*GIVEN TASK*. Transcribe the entries exactly; images are not part of the copy.

*THE RECORDS*.
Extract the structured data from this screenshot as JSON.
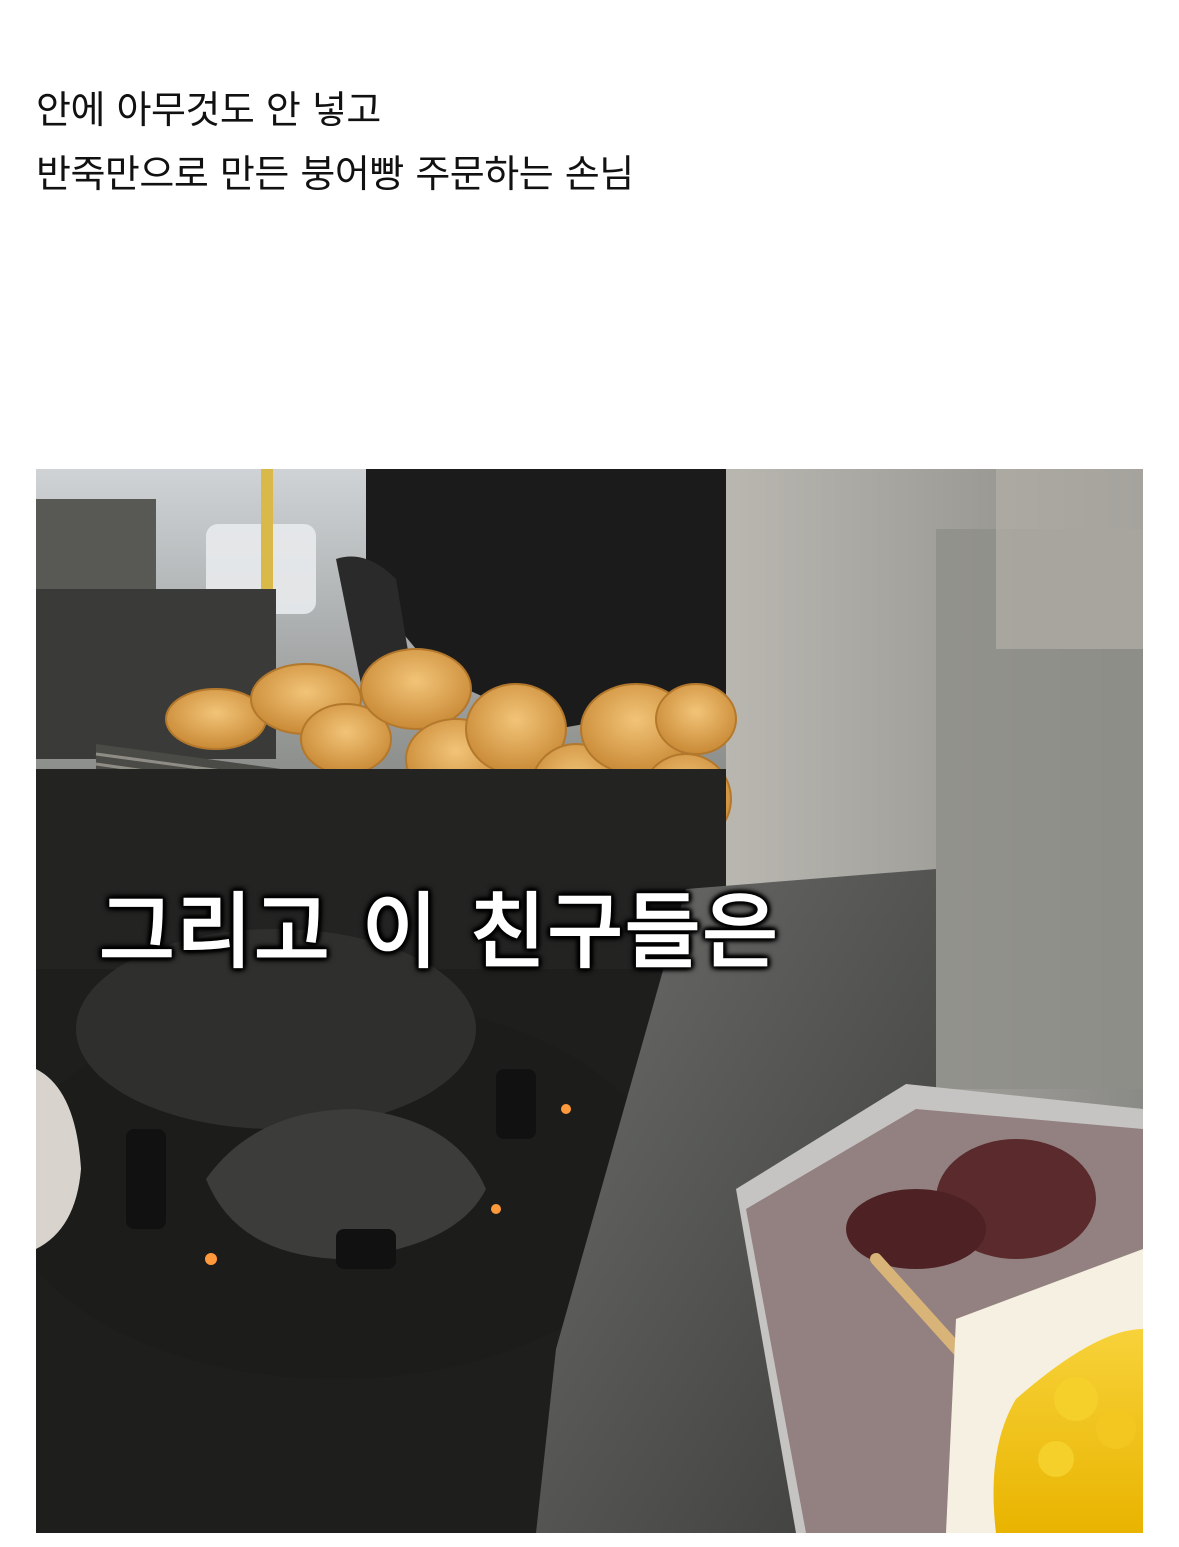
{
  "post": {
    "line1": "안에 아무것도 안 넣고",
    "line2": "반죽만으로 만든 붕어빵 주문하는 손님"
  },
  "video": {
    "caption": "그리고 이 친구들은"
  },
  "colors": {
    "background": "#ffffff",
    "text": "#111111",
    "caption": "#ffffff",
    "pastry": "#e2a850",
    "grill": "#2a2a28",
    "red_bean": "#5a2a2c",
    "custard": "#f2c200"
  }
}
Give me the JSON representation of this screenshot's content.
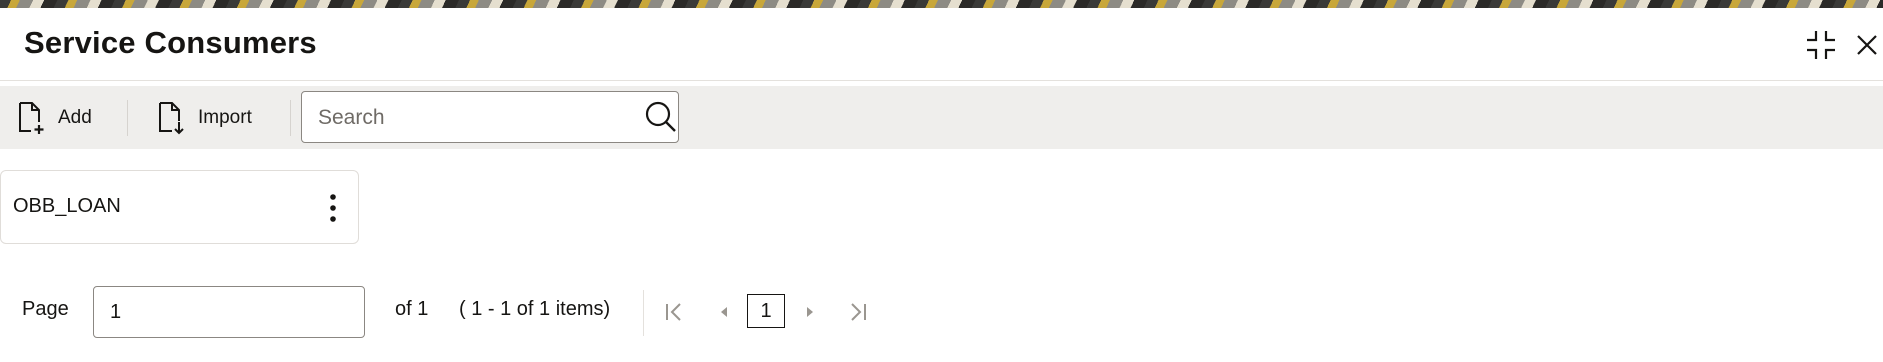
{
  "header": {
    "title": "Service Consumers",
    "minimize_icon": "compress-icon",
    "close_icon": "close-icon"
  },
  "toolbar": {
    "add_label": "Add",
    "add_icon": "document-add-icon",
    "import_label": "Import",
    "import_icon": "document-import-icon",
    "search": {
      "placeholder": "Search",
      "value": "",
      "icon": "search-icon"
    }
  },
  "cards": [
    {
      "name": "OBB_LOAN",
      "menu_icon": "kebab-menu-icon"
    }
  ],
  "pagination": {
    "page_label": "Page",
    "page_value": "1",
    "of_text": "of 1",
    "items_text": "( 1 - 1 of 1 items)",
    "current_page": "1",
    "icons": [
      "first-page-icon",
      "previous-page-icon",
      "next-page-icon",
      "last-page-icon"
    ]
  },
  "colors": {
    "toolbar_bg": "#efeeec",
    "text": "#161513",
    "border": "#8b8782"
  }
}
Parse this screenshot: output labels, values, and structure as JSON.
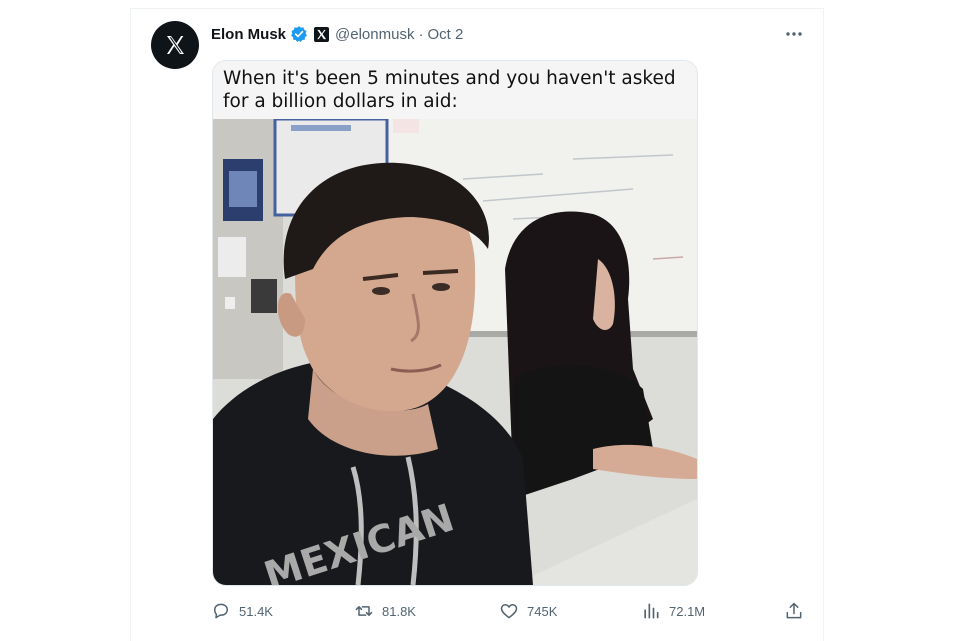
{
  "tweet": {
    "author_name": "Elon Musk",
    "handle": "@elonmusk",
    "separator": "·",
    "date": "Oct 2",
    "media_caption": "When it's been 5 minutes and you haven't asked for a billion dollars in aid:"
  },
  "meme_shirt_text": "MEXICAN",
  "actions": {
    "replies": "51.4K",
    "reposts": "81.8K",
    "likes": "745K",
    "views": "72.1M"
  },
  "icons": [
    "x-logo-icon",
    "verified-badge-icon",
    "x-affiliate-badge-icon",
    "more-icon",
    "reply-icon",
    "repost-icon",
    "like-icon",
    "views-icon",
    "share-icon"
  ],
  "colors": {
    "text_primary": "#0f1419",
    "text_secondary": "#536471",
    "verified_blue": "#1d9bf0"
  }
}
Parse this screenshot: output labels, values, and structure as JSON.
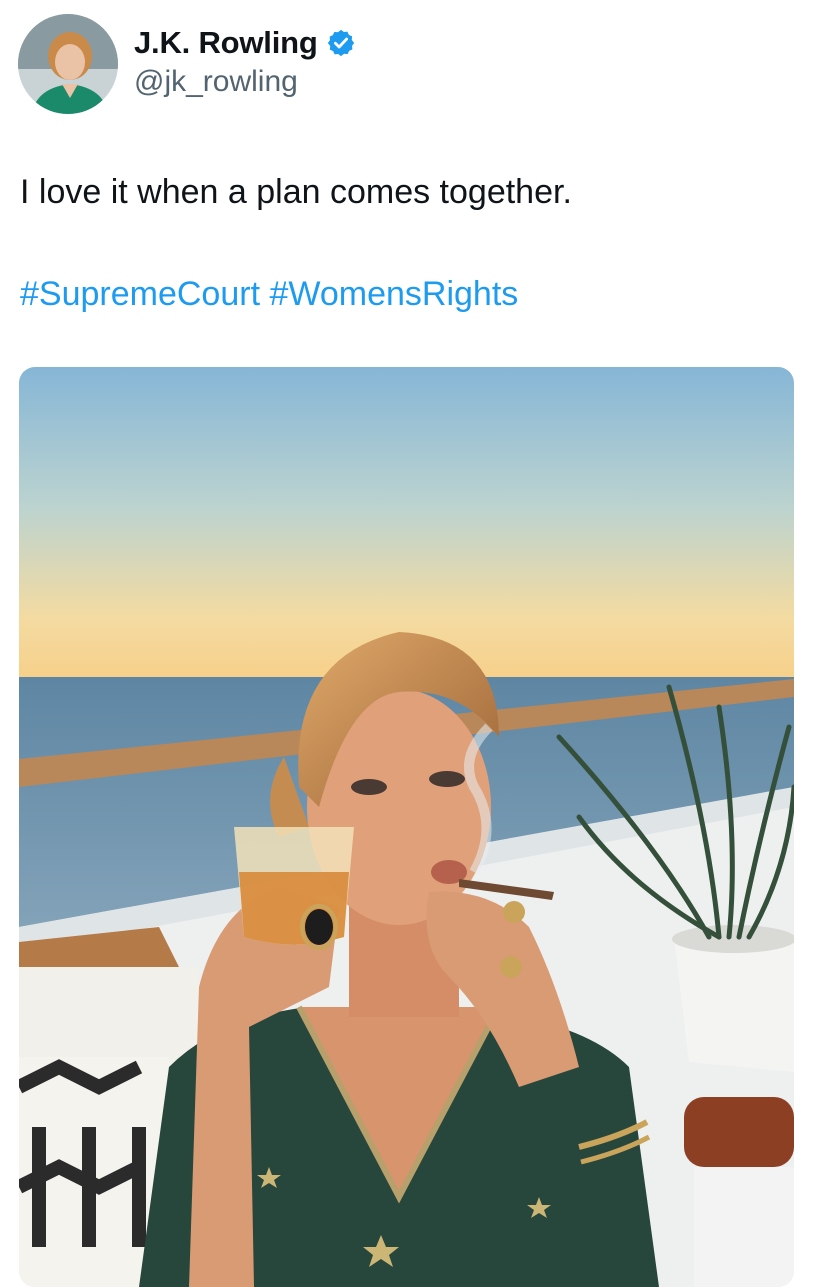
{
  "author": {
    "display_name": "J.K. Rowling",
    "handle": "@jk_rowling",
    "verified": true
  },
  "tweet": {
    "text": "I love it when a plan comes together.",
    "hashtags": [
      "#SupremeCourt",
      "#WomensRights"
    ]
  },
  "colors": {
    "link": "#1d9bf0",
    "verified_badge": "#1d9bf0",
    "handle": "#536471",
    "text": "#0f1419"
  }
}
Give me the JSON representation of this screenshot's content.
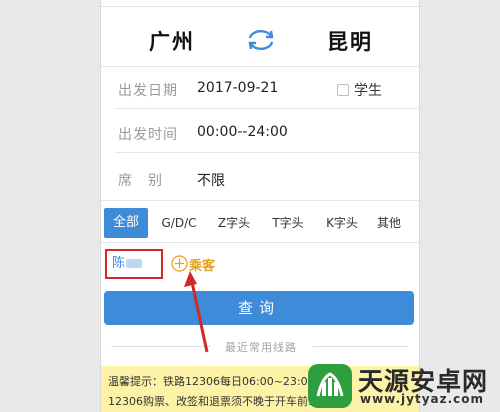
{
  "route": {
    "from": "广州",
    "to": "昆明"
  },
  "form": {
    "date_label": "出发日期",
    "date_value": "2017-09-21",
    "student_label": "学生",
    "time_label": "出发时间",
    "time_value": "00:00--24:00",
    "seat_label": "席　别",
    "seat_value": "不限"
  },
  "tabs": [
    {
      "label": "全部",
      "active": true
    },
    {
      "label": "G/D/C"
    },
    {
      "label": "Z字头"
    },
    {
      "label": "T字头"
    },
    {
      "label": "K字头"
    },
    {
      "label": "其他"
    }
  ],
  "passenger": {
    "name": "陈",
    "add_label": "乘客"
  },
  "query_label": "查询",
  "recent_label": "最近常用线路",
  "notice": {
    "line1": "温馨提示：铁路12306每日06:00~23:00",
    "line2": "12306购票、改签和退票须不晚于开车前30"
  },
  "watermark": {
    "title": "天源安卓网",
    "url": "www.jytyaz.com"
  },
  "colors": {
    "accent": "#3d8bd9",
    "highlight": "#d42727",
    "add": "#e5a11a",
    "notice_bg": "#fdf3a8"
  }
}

*THE OUTPUT*.
Extract the structured data from this screenshot as JSON.
{
  "post": {
    "line1": "안에 아무것도 안 넣고",
    "line2": "반죽만으로 만든 붕어빵 주문하는 손님"
  },
  "video": {
    "caption": "그리고 이 친구들은"
  },
  "colors": {
    "background": "#ffffff",
    "text": "#111111",
    "caption": "#ffffff",
    "pastry": "#e2a850",
    "grill": "#2a2a28",
    "red_bean": "#5a2a2c",
    "custard": "#f2c200"
  }
}
Give me the JSON representation of this screenshot's content.
{
  "header": {
    "title": "Service Consumers",
    "minimize_icon": "compress-icon",
    "close_icon": "close-icon"
  },
  "toolbar": {
    "add_label": "Add",
    "add_icon": "document-add-icon",
    "import_label": "Import",
    "import_icon": "document-import-icon",
    "search": {
      "placeholder": "Search",
      "value": "",
      "icon": "search-icon"
    }
  },
  "cards": [
    {
      "name": "OBB_LOAN",
      "menu_icon": "kebab-menu-icon"
    }
  ],
  "pagination": {
    "page_label": "Page",
    "page_value": "1",
    "of_text": "of 1",
    "items_text": "( 1 - 1 of 1 items)",
    "current_page": "1",
    "icons": [
      "first-page-icon",
      "previous-page-icon",
      "next-page-icon",
      "last-page-icon"
    ]
  },
  "colors": {
    "toolbar_bg": "#efeeec",
    "text": "#161513",
    "border": "#8b8782"
  }
}
Parse this screenshot: output labels, values, and structure as JSON.
{
  "tweet": {
    "author_name": "Elon Musk",
    "handle": "@elonmusk",
    "separator": "·",
    "date": "Oct 2",
    "media_caption": "When it's been 5 minutes and you haven't asked for a billion dollars in aid:"
  },
  "meme_shirt_text": "MEXICAN",
  "actions": {
    "replies": "51.4K",
    "reposts": "81.8K",
    "likes": "745K",
    "views": "72.1M"
  },
  "icons": [
    "x-logo-icon",
    "verified-badge-icon",
    "x-affiliate-badge-icon",
    "more-icon",
    "reply-icon",
    "repost-icon",
    "like-icon",
    "views-icon",
    "share-icon"
  ],
  "colors": {
    "text_primary": "#0f1419",
    "text_secondary": "#536471",
    "verified_blue": "#1d9bf0"
  }
}
Parse this screenshot: output labels, values, and structure as JSON.
{
  "author": {
    "display_name": "J.K. Rowling",
    "handle": "@jk_rowling",
    "verified": true
  },
  "tweet": {
    "text": "I love it when a plan comes together.",
    "hashtags": [
      "#SupremeCourt",
      "#WomensRights"
    ]
  },
  "colors": {
    "link": "#1d9bf0",
    "verified_badge": "#1d9bf0",
    "handle": "#536471",
    "text": "#0f1419"
  }
}
Give me the JSON representation of this screenshot's content.
{
  "route": {
    "from": "广州",
    "to": "昆明"
  },
  "form": {
    "date_label": "出发日期",
    "date_value": "2017-09-21",
    "student_label": "学生",
    "time_label": "出发时间",
    "time_value": "00:00--24:00",
    "seat_label": "席　别",
    "seat_value": "不限"
  },
  "tabs": [
    {
      "label": "全部",
      "active": true
    },
    {
      "label": "G/D/C"
    },
    {
      "label": "Z字头"
    },
    {
      "label": "T字头"
    },
    {
      "label": "K字头"
    },
    {
      "label": "其他"
    }
  ],
  "passenger": {
    "name": "陈",
    "add_label": "乘客"
  },
  "query_label": "查询",
  "recent_label": "最近常用线路",
  "notice": {
    "line1": "温馨提示：铁路12306每日06:00~23:00",
    "line2": "12306购票、改签和退票须不晚于开车前30"
  },
  "watermark": {
    "title": "天源安卓网",
    "url": "www.jytyaz.com"
  },
  "colors": {
    "accent": "#3d8bd9",
    "highlight": "#d42727",
    "add": "#e5a11a",
    "notice_bg": "#fdf3a8"
  }
}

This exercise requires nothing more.